Rows from a dataset
--------
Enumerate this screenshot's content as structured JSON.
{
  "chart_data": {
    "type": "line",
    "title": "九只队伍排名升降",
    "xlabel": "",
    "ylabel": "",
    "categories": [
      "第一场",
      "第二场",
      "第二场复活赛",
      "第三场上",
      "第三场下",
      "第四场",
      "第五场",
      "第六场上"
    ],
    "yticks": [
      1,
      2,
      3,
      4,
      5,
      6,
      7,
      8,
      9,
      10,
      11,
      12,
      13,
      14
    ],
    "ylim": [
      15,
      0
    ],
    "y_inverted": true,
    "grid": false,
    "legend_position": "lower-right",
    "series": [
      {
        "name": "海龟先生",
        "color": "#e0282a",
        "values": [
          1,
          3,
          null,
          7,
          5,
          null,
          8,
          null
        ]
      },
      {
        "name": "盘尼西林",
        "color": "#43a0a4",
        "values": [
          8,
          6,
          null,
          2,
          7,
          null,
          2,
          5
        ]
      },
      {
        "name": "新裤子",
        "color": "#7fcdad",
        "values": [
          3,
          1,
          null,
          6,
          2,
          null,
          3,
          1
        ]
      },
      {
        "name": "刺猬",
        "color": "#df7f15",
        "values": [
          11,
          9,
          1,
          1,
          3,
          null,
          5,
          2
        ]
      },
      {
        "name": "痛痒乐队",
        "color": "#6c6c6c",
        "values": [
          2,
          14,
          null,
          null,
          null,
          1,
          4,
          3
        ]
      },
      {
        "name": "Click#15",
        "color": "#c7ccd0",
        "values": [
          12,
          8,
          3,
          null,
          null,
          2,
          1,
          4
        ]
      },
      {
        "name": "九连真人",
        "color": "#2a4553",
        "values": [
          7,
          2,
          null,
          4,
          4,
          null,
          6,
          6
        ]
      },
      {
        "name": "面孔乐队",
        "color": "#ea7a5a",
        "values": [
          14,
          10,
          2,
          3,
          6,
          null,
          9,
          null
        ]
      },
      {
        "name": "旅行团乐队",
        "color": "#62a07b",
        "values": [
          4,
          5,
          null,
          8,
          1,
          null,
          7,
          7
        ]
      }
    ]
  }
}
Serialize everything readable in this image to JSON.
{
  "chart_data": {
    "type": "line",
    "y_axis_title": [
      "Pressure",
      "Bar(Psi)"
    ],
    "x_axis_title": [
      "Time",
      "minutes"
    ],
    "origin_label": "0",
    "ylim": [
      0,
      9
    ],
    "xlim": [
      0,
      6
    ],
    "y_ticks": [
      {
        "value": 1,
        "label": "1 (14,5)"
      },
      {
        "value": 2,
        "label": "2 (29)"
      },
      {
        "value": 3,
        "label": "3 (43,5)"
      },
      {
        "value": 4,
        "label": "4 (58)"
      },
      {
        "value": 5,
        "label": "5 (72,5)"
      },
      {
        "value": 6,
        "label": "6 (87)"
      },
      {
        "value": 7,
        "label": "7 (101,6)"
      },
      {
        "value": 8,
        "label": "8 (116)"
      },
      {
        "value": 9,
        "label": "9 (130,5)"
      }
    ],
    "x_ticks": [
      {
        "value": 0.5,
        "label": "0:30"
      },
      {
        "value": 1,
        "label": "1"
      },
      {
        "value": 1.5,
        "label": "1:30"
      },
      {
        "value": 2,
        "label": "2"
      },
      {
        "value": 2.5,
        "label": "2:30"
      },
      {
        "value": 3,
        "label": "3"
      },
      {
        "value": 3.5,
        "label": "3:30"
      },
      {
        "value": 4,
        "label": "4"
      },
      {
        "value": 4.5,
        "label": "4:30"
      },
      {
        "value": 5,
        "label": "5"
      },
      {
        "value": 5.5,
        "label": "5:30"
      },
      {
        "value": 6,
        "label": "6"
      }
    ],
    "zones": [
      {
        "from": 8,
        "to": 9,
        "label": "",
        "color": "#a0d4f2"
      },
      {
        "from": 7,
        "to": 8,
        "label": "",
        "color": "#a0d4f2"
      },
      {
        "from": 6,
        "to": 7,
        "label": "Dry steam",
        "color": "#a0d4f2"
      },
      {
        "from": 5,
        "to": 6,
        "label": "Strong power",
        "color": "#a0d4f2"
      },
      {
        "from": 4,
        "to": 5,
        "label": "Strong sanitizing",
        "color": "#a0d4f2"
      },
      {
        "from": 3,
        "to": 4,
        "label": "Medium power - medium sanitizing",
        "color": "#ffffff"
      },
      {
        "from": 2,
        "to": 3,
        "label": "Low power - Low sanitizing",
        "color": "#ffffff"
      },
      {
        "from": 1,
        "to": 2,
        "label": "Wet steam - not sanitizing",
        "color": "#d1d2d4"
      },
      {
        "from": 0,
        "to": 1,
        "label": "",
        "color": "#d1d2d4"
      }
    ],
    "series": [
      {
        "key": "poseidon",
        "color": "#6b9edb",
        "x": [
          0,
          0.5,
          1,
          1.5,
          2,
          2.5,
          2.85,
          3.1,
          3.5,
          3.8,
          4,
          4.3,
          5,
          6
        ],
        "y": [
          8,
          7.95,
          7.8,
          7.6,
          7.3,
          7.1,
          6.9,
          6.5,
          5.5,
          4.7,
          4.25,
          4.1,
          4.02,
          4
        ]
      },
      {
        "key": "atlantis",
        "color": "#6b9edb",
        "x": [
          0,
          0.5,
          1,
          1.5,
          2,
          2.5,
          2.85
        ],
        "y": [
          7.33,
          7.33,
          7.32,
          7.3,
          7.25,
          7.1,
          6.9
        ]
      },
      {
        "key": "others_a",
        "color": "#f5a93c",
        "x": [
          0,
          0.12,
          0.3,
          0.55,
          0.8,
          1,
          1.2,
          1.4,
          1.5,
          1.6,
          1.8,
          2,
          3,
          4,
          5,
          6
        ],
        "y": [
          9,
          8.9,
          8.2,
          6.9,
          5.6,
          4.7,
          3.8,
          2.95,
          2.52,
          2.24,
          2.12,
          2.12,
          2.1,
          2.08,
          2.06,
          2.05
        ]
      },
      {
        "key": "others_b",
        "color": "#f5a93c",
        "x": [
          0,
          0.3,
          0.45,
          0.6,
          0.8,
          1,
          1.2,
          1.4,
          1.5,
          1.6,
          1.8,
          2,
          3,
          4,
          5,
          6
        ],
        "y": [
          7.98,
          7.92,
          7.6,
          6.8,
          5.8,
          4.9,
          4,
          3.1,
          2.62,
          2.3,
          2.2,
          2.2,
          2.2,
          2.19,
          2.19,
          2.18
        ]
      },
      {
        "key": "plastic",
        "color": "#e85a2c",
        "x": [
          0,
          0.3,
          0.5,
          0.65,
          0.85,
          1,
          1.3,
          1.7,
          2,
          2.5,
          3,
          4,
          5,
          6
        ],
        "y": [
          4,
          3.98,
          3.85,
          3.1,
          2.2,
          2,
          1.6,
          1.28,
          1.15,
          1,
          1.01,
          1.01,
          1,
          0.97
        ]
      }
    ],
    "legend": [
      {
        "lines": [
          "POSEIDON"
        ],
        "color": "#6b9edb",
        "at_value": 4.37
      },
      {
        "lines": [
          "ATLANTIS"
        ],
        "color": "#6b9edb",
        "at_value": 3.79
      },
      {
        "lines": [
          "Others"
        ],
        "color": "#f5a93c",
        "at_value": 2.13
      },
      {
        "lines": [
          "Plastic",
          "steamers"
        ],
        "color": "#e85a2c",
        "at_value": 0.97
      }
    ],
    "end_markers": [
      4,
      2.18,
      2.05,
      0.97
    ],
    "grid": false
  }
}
--------
Task statement: Without changing a word, restate the whole listing.

Result of the task:
Enumerate this screenshot's content as structured JSON.
{
  "chart_data": {
    "type": "line",
    "title": "九只队伍排名升降",
    "xlabel": "",
    "ylabel": "",
    "categories": [
      "第一场",
      "第二场",
      "第二场复活赛",
      "第三场上",
      "第三场下",
      "第四场",
      "第五场",
      "第六场上"
    ],
    "yticks": [
      1,
      2,
      3,
      4,
      5,
      6,
      7,
      8,
      9,
      10,
      11,
      12,
      13,
      14
    ],
    "ylim": [
      15,
      0
    ],
    "y_inverted": true,
    "grid": false,
    "legend_position": "lower-right",
    "series": [
      {
        "name": "海龟先生",
        "color": "#e0282a",
        "values": [
          1,
          3,
          null,
          7,
          5,
          null,
          8,
          null
        ]
      },
      {
        "name": "盘尼西林",
        "color": "#43a0a4",
        "values": [
          8,
          6,
          null,
          2,
          7,
          null,
          2,
          5
        ]
      },
      {
        "name": "新裤子",
        "color": "#7fcdad",
        "values": [
          3,
          1,
          null,
          6,
          2,
          null,
          3,
          1
        ]
      },
      {
        "name": "刺猬",
        "color": "#df7f15",
        "values": [
          11,
          9,
          1,
          1,
          3,
          null,
          5,
          2
        ]
      },
      {
        "name": "痛痒乐队",
        "color": "#6c6c6c",
        "values": [
          2,
          14,
          null,
          null,
          null,
          1,
          4,
          3
        ]
      },
      {
        "name": "Click#15",
        "color": "#c7ccd0",
        "values": [
          12,
          8,
          3,
          null,
          null,
          2,
          1,
          4
        ]
      },
      {
        "name": "九连真人",
        "color": "#2a4553",
        "values": [
          7,
          2,
          null,
          4,
          4,
          null,
          6,
          6
        ]
      },
      {
        "name": "面孔乐队",
        "color": "#ea7a5a",
        "values": [
          14,
          10,
          2,
          3,
          6,
          null,
          9,
          null
        ]
      },
      {
        "name": "旅行团乐队",
        "color": "#62a07b",
        "values": [
          4,
          5,
          null,
          8,
          1,
          null,
          7,
          7
        ]
      }
    ]
  }
}
Serialize everything readable in this image to JSON.
{
  "chart_data": {
    "type": "line",
    "y_axis_title": [
      "Pressure",
      "Bar(Psi)"
    ],
    "x_axis_title": [
      "Time",
      "minutes"
    ],
    "origin_label": "0",
    "ylim": [
      0,
      9
    ],
    "xlim": [
      0,
      6
    ],
    "y_ticks": [
      {
        "value": 1,
        "label": "1 (14,5)"
      },
      {
        "value": 2,
        "label": "2 (29)"
      },
      {
        "value": 3,
        "label": "3 (43,5)"
      },
      {
        "value": 4,
        "label": "4 (58)"
      },
      {
        "value": 5,
        "label": "5 (72,5)"
      },
      {
        "value": 6,
        "label": "6 (87)"
      },
      {
        "value": 7,
        "label": "7 (101,6)"
      },
      {
        "value": 8,
        "label": "8 (116)"
      },
      {
        "value": 9,
        "label": "9 (130,5)"
      }
    ],
    "x_ticks": [
      {
        "value": 0.5,
        "label": "0:30"
      },
      {
        "value": 1,
        "label": "1"
      },
      {
        "value": 1.5,
        "label": "1:30"
      },
      {
        "value": 2,
        "label": "2"
      },
      {
        "value": 2.5,
        "label": "2:30"
      },
      {
        "value": 3,
        "label": "3"
      },
      {
        "value": 3.5,
        "label": "3:30"
      },
      {
        "value": 4,
        "label": "4"
      },
      {
        "value": 4.5,
        "label": "4:30"
      },
      {
        "value": 5,
        "label": "5"
      },
      {
        "value": 5.5,
        "label": "5:30"
      },
      {
        "value": 6,
        "label": "6"
      }
    ],
    "zones": [
      {
        "from": 8,
        "to": 9,
        "label": "",
        "color": "#a0d4f2"
      },
      {
        "from": 7,
        "to": 8,
        "label": "",
        "color": "#a0d4f2"
      },
      {
        "from": 6,
        "to": 7,
        "label": "Dry steam",
        "color": "#a0d4f2"
      },
      {
        "from": 5,
        "to": 6,
        "label": "Strong power",
        "color": "#a0d4f2"
      },
      {
        "from": 4,
        "to": 5,
        "label": "Strong sanitizing",
        "color": "#a0d4f2"
      },
      {
        "from": 3,
        "to": 4,
        "label": "Medium power - medium sanitizing",
        "color": "#ffffff"
      },
      {
        "from": 2,
        "to": 3,
        "label": "Low power - Low sanitizing",
        "color": "#ffffff"
      },
      {
        "from": 1,
        "to": 2,
        "label": "Wet steam - not sanitizing",
        "color": "#d1d2d4"
      },
      {
        "from": 0,
        "to": 1,
        "label": "",
        "color": "#d1d2d4"
      }
    ],
    "series": [
      {
        "key": "poseidon",
        "color": "#6b9edb",
        "x": [
          0,
          0.5,
          1,
          1.5,
          2,
          2.5,
          2.85,
          3.1,
          3.5,
          3.8,
          4,
          4.3,
          5,
          6
        ],
        "y": [
          8,
          7.95,
          7.8,
          7.6,
          7.3,
          7.1,
          6.9,
          6.5,
          5.5,
          4.7,
          4.25,
          4.1,
          4.02,
          4
        ]
      },
      {
        "key": "atlantis",
        "color": "#6b9edb",
        "x": [
          0,
          0.5,
          1,
          1.5,
          2,
          2.5,
          2.85
        ],
        "y": [
          7.33,
          7.33,
          7.32,
          7.3,
          7.25,
          7.1,
          6.9
        ]
      },
      {
        "key": "others_a",
        "color": "#f5a93c",
        "x": [
          0,
          0.12,
          0.3,
          0.55,
          0.8,
          1,
          1.2,
          1.4,
          1.5,
          1.6,
          1.8,
          2,
          3,
          4,
          5,
          6
        ],
        "y": [
          9,
          8.9,
          8.2,
          6.9,
          5.6,
          4.7,
          3.8,
          2.95,
          2.52,
          2.24,
          2.12,
          2.12,
          2.1,
          2.08,
          2.06,
          2.05
        ]
      },
      {
        "key": "others_b",
        "color": "#f5a93c",
        "x": [
          0,
          0.3,
          0.45,
          0.6,
          0.8,
          1,
          1.2,
          1.4,
          1.5,
          1.6,
          1.8,
          2,
          3,
          4,
          5,
          6
        ],
        "y": [
          7.98,
          7.92,
          7.6,
          6.8,
          5.8,
          4.9,
          4,
          3.1,
          2.62,
          2.3,
          2.2,
          2.2,
          2.2,
          2.19,
          2.19,
          2.18
        ]
      },
      {
        "key": "plastic",
        "color": "#e85a2c",
        "x": [
          0,
          0.3,
          0.5,
          0.65,
          0.85,
          1,
          1.3,
          1.7,
          2,
          2.5,
          3,
          4,
          5,
          6
        ],
        "y": [
          4,
          3.98,
          3.85,
          3.1,
          2.2,
          2,
          1.6,
          1.28,
          1.15,
          1,
          1.01,
          1.01,
          1,
          0.97
        ]
      }
    ],
    "legend": [
      {
        "lines": [
          "POSEIDON"
        ],
        "color": "#6b9edb",
        "at_value": 4.37
      },
      {
        "lines": [
          "ATLANTIS"
        ],
        "color": "#6b9edb",
        "at_value": 3.79
      },
      {
        "lines": [
          "Others"
        ],
        "color": "#f5a93c",
        "at_value": 2.13
      },
      {
        "lines": [
          "Plastic",
          "steamers"
        ],
        "color": "#e85a2c",
        "at_value": 0.97
      }
    ],
    "end_markers": [
      4,
      2.18,
      2.05,
      0.97
    ],
    "grid": false
  }
}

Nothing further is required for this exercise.